DIRECTIONS.
Return, word for word, every line that follows.

TASK INPUT.
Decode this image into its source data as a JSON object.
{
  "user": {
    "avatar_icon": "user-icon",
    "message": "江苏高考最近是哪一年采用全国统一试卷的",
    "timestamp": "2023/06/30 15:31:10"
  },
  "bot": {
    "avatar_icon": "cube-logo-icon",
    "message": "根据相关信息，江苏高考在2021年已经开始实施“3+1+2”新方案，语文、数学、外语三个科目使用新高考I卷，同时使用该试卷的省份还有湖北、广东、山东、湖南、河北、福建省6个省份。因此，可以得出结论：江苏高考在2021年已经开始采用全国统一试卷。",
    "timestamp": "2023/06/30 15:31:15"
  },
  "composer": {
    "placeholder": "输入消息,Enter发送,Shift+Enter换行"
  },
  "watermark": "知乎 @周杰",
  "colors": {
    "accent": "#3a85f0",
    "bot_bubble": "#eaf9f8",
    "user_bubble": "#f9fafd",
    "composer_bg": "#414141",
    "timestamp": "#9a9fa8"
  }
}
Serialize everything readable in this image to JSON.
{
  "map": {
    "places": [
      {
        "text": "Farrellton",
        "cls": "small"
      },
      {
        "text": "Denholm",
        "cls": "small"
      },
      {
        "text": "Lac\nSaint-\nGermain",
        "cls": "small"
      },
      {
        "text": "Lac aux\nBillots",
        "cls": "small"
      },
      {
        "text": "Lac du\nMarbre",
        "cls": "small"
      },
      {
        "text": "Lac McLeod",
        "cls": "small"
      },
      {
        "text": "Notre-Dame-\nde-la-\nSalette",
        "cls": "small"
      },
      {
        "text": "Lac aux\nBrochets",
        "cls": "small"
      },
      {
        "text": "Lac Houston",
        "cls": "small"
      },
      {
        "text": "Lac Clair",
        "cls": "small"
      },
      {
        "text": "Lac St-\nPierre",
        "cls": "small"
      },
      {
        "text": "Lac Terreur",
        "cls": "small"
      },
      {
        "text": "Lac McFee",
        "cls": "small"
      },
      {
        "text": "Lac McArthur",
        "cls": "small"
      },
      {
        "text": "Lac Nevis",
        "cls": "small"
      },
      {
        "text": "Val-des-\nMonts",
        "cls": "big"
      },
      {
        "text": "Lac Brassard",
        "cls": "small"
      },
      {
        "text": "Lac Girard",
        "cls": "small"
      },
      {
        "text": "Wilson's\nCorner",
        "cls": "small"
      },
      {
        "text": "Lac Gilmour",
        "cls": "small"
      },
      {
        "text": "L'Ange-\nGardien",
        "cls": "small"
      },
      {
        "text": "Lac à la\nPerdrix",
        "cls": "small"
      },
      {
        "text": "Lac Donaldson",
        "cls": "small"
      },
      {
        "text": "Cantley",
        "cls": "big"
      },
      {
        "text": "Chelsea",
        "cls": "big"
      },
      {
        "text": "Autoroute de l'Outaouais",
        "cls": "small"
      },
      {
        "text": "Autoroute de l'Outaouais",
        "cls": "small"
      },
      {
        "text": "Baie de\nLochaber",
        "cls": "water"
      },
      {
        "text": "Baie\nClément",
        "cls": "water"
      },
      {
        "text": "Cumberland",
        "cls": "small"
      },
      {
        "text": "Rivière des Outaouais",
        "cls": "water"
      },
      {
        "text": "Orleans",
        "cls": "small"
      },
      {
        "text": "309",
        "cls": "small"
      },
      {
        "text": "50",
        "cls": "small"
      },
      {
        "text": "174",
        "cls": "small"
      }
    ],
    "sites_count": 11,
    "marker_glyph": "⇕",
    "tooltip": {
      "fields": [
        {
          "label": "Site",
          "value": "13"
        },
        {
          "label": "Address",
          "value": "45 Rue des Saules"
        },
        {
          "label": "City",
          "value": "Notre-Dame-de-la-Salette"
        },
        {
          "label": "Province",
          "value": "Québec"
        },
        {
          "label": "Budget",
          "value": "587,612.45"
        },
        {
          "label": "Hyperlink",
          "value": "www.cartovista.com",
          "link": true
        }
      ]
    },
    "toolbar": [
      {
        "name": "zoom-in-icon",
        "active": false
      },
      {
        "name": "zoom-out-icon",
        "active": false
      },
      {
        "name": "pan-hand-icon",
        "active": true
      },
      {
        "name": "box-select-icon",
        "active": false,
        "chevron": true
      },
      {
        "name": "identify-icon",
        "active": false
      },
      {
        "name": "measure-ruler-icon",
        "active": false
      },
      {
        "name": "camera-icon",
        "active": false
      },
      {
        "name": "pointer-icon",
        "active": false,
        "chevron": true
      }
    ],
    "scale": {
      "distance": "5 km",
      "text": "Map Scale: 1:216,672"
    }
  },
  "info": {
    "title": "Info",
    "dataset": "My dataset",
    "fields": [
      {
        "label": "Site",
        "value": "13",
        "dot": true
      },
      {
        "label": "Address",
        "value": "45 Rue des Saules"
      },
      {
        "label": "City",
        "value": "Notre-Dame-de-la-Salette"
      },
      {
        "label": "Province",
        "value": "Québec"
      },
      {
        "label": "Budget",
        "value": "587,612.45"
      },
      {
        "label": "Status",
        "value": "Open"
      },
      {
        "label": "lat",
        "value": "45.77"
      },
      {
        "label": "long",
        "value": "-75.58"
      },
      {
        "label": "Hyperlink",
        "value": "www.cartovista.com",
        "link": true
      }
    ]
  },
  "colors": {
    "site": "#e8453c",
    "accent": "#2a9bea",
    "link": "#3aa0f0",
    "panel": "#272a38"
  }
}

OUTPUT OF THE TASK.
Decode this image into its source data as a JSON object.
{
  "user": {
    "avatar_icon": "user-icon",
    "message": "江苏高考最近是哪一年采用全国统一试卷的",
    "timestamp": "2023/06/30 15:31:10"
  },
  "bot": {
    "avatar_icon": "cube-logo-icon",
    "message": "根据相关信息，江苏高考在2021年已经开始实施“3+1+2”新方案，语文、数学、外语三个科目使用新高考I卷，同时使用该试卷的省份还有湖北、广东、山东、湖南、河北、福建省6个省份。因此，可以得出结论：江苏高考在2021年已经开始采用全国统一试卷。",
    "timestamp": "2023/06/30 15:31:15"
  },
  "composer": {
    "placeholder": "输入消息,Enter发送,Shift+Enter换行"
  },
  "watermark": "知乎 @周杰",
  "colors": {
    "accent": "#3a85f0",
    "bot_bubble": "#eaf9f8",
    "user_bubble": "#f9fafd",
    "composer_bg": "#414141",
    "timestamp": "#9a9fa8"
  }
}
Serialize everything readable in this image to JSON.
{
  "map": {
    "places": [
      {
        "text": "Farrellton",
        "cls": "small"
      },
      {
        "text": "Denholm",
        "cls": "small"
      },
      {
        "text": "Lac\nSaint-\nGermain",
        "cls": "small"
      },
      {
        "text": "Lac aux\nBillots",
        "cls": "small"
      },
      {
        "text": "Lac du\nMarbre",
        "cls": "small"
      },
      {
        "text": "Lac McLeod",
        "cls": "small"
      },
      {
        "text": "Notre-Dame-\nde-la-\nSalette",
        "cls": "small"
      },
      {
        "text": "Lac aux\nBrochets",
        "cls": "small"
      },
      {
        "text": "Lac Houston",
        "cls": "small"
      },
      {
        "text": "Lac Clair",
        "cls": "small"
      },
      {
        "text": "Lac St-\nPierre",
        "cls": "small"
      },
      {
        "text": "Lac Terreur",
        "cls": "small"
      },
      {
        "text": "Lac McFee",
        "cls": "small"
      },
      {
        "text": "Lac McArthur",
        "cls": "small"
      },
      {
        "text": "Lac Nevis",
        "cls": "small"
      },
      {
        "text": "Val-des-\nMonts",
        "cls": "big"
      },
      {
        "text": "Lac Brassard",
        "cls": "small"
      },
      {
        "text": "Lac Girard",
        "cls": "small"
      },
      {
        "text": "Wilson's\nCorner",
        "cls": "small"
      },
      {
        "text": "Lac Gilmour",
        "cls": "small"
      },
      {
        "text": "L'Ange-\nGardien",
        "cls": "small"
      },
      {
        "text": "Lac à la\nPerdrix",
        "cls": "small"
      },
      {
        "text": "Lac Donaldson",
        "cls": "small"
      },
      {
        "text": "Cantley",
        "cls": "big"
      },
      {
        "text": "Chelsea",
        "cls": "big"
      },
      {
        "text": "Autoroute de l'Outaouais",
        "cls": "small"
      },
      {
        "text": "Autoroute de l'Outaouais",
        "cls": "small"
      },
      {
        "text": "Baie de\nLochaber",
        "cls": "water"
      },
      {
        "text": "Baie\nClément",
        "cls": "water"
      },
      {
        "text": "Cumberland",
        "cls": "small"
      },
      {
        "text": "Rivière des Outaouais",
        "cls": "water"
      },
      {
        "text": "Orleans",
        "cls": "small"
      },
      {
        "text": "309",
        "cls": "small"
      },
      {
        "text": "50",
        "cls": "small"
      },
      {
        "text": "174",
        "cls": "small"
      }
    ],
    "sites_count": 11,
    "marker_glyph": "⇕",
    "tooltip": {
      "fields": [
        {
          "label": "Site",
          "value": "13"
        },
        {
          "label": "Address",
          "value": "45 Rue des Saules"
        },
        {
          "label": "City",
          "value": "Notre-Dame-de-la-Salette"
        },
        {
          "label": "Province",
          "value": "Québec"
        },
        {
          "label": "Budget",
          "value": "587,612.45"
        },
        {
          "label": "Hyperlink",
          "value": "www.cartovista.com",
          "link": true
        }
      ]
    },
    "toolbar": [
      {
        "name": "zoom-in-icon",
        "active": false
      },
      {
        "name": "zoom-out-icon",
        "active": false
      },
      {
        "name": "pan-hand-icon",
        "active": true
      },
      {
        "name": "box-select-icon",
        "active": false,
        "chevron": true
      },
      {
        "name": "identify-icon",
        "active": false
      },
      {
        "name": "measure-ruler-icon",
        "active": false
      },
      {
        "name": "camera-icon",
        "active": false
      },
      {
        "name": "pointer-icon",
        "active": false,
        "chevron": true
      }
    ],
    "scale": {
      "distance": "5 km",
      "text": "Map Scale: 1:216,672"
    }
  },
  "info": {
    "title": "Info",
    "dataset": "My dataset",
    "fields": [
      {
        "label": "Site",
        "value": "13",
        "dot": true
      },
      {
        "label": "Address",
        "value": "45 Rue des Saules"
      },
      {
        "label": "City",
        "value": "Notre-Dame-de-la-Salette"
      },
      {
        "label": "Province",
        "value": "Québec"
      },
      {
        "label": "Budget",
        "value": "587,612.45"
      },
      {
        "label": "Status",
        "value": "Open"
      },
      {
        "label": "lat",
        "value": "45.77"
      },
      {
        "label": "long",
        "value": "-75.58"
      },
      {
        "label": "Hyperlink",
        "value": "www.cartovista.com",
        "link": true
      }
    ]
  },
  "colors": {
    "site": "#e8453c",
    "accent": "#2a9bea",
    "link": "#3aa0f0",
    "panel": "#272a38"
  }
}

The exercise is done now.